▶ **Short problem**
Go through the lines below and copy each one that holds the string "Внутреннее".

▶ **Extracted material**
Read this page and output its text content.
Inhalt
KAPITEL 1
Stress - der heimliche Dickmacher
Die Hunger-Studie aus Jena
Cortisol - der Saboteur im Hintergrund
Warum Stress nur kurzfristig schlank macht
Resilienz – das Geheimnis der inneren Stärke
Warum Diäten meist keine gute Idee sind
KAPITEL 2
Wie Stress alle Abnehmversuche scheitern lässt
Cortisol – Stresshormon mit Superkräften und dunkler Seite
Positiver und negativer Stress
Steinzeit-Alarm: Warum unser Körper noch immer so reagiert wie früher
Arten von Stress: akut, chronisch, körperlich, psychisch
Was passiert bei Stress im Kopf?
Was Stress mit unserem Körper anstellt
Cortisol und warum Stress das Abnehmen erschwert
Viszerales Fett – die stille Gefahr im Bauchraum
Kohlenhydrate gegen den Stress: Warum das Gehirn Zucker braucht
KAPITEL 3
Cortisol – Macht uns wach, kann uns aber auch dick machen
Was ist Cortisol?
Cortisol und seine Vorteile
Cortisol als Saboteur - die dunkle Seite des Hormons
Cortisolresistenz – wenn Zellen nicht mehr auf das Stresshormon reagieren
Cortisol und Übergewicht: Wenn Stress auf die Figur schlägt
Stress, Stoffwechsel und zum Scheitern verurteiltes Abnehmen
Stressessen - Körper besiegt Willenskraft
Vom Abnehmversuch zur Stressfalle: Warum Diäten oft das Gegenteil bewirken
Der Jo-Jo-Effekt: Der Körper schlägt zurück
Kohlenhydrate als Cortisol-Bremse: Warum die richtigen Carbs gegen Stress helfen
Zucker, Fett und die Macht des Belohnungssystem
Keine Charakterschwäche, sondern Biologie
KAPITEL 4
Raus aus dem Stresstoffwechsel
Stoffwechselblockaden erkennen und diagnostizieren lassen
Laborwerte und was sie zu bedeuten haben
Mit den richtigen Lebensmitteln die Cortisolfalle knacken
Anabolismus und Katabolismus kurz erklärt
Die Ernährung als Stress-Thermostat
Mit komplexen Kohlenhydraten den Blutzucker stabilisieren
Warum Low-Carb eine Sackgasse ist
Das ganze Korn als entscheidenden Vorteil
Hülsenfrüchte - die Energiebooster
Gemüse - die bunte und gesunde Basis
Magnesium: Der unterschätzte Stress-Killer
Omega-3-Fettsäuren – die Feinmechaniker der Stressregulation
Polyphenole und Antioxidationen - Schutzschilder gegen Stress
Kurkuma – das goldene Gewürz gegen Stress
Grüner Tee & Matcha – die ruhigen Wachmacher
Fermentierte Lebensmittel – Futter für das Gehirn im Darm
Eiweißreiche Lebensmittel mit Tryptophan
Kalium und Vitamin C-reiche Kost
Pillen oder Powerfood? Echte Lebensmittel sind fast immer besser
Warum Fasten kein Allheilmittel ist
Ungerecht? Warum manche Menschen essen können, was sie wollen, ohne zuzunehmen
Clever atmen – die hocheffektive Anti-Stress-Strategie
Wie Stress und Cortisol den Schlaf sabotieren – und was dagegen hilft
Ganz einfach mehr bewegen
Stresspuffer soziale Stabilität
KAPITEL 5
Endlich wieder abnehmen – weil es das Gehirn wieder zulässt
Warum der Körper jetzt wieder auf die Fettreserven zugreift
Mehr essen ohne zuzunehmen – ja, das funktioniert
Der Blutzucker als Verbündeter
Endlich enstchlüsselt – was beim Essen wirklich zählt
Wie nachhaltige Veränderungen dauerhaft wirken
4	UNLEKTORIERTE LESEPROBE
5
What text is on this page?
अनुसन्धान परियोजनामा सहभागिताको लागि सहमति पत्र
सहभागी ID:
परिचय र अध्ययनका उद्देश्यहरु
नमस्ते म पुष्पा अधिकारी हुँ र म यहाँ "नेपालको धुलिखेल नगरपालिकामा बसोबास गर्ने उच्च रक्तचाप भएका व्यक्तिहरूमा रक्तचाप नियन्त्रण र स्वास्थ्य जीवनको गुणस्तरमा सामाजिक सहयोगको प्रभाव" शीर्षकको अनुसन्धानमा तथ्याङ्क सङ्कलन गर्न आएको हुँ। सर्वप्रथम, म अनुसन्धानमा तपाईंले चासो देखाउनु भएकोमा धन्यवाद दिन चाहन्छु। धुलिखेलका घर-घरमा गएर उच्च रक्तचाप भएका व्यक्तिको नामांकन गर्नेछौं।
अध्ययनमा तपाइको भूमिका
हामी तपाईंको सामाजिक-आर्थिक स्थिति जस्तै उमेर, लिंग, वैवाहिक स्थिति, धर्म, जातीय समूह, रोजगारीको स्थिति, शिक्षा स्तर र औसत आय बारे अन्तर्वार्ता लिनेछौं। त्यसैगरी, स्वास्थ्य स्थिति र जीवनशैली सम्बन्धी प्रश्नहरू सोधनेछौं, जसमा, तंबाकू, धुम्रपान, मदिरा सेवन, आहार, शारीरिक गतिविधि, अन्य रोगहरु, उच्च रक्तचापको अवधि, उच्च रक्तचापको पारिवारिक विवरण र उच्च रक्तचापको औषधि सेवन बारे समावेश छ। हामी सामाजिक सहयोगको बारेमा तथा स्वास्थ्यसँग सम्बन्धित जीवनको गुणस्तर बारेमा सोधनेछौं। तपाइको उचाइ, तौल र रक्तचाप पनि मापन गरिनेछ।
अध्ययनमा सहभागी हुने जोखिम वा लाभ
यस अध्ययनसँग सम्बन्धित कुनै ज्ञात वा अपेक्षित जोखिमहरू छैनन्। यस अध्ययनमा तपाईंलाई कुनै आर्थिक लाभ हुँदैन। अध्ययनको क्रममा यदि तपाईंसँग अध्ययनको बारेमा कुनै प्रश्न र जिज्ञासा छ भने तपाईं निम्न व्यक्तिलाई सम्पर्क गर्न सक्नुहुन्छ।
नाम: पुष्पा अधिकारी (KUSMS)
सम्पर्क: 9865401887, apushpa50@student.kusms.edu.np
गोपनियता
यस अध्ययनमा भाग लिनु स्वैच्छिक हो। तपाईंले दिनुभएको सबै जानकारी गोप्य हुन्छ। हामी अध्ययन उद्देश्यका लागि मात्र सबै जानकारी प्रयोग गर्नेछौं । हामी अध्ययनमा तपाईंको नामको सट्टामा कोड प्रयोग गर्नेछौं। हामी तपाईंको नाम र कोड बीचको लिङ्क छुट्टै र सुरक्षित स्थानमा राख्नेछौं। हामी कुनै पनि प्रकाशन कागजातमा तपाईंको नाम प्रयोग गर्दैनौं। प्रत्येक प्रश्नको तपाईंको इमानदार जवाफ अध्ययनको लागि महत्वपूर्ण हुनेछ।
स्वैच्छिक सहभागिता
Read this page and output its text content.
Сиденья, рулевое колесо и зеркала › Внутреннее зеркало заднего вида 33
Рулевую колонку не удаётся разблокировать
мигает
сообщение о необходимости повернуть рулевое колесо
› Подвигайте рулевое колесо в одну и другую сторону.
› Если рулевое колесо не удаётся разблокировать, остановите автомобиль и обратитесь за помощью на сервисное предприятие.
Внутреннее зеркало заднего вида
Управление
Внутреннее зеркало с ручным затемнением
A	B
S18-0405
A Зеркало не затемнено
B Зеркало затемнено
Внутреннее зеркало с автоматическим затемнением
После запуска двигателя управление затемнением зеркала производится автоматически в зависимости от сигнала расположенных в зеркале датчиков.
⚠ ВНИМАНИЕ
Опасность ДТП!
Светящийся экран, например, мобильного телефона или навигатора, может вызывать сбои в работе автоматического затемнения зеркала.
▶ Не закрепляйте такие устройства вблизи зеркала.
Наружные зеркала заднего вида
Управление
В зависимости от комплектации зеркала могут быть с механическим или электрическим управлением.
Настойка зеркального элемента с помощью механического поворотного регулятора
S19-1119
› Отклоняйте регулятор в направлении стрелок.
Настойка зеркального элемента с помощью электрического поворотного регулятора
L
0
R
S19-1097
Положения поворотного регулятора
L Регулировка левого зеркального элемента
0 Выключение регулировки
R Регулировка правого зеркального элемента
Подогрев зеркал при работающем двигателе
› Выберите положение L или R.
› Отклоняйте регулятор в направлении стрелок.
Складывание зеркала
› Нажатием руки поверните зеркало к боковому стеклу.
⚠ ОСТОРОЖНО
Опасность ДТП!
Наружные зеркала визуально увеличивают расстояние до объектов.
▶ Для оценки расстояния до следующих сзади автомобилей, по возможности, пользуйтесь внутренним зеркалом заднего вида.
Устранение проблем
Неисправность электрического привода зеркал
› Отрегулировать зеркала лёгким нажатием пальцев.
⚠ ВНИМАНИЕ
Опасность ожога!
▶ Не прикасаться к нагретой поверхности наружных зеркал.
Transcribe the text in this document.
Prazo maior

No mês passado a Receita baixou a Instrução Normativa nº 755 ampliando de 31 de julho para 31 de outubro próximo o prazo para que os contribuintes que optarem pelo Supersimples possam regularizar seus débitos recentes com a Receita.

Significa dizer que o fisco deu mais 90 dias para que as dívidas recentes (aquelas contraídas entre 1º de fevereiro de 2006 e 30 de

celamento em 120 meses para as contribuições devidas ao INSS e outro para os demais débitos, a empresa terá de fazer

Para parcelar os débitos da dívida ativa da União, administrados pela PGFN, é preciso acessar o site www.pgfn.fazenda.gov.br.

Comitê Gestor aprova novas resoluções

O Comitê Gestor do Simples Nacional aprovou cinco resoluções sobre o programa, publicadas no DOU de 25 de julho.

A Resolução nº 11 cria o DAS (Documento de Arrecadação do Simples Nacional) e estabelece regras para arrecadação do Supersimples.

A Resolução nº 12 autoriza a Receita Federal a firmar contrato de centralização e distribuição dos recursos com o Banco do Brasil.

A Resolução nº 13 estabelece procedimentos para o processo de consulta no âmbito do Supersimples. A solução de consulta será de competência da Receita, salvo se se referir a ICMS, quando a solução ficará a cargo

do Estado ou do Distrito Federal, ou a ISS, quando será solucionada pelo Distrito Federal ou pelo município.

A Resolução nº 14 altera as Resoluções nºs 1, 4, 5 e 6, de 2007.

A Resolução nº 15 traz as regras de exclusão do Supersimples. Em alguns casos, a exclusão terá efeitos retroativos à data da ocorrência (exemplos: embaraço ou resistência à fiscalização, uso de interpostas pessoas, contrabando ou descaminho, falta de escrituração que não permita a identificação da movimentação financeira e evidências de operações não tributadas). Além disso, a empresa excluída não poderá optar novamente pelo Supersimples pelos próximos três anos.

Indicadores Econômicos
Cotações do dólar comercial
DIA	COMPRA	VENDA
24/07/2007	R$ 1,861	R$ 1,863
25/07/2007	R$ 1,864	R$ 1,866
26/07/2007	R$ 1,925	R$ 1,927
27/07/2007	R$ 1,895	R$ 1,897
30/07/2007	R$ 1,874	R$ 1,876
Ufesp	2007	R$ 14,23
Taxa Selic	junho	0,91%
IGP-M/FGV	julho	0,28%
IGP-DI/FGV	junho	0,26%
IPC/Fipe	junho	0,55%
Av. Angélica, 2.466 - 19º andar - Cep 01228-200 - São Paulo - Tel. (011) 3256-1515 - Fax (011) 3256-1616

▶ **In response**
Сиденья, рулевое колесо и зеркала › Внутреннее зеркало заднего вида 33
Внутреннее зеркало заднего вида
Внутреннее зеркало с ручным затемнением
Внутреннее зеркало с автоматическим затемнением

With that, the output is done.